Description of the task> Locate and copy all lines bearing the word "flash".

.....

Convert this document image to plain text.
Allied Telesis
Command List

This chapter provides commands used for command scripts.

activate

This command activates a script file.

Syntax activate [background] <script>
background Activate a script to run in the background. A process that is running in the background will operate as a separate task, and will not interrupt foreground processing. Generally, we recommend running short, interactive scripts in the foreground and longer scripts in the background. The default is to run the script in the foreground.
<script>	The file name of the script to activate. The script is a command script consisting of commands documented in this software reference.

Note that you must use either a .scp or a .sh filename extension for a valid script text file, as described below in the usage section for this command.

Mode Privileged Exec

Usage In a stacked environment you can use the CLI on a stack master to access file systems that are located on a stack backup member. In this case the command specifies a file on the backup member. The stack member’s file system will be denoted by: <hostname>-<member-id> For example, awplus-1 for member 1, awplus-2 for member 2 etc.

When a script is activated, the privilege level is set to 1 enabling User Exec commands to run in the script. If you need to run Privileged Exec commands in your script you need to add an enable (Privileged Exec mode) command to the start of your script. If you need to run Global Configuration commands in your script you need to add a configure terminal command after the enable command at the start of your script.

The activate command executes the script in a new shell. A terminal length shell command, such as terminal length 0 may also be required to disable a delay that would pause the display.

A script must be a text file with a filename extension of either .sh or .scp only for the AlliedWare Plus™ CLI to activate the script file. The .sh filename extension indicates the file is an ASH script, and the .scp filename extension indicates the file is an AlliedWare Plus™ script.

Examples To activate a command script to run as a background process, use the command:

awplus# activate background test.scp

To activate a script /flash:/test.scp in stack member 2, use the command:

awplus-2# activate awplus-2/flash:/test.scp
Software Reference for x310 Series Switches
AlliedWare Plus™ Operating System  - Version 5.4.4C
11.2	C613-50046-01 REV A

.....

Exercise output>
To activate a script /flash:/test.scp in stack member 2, use the command:
awplus-2# activate awplus-2/flash:/test.scp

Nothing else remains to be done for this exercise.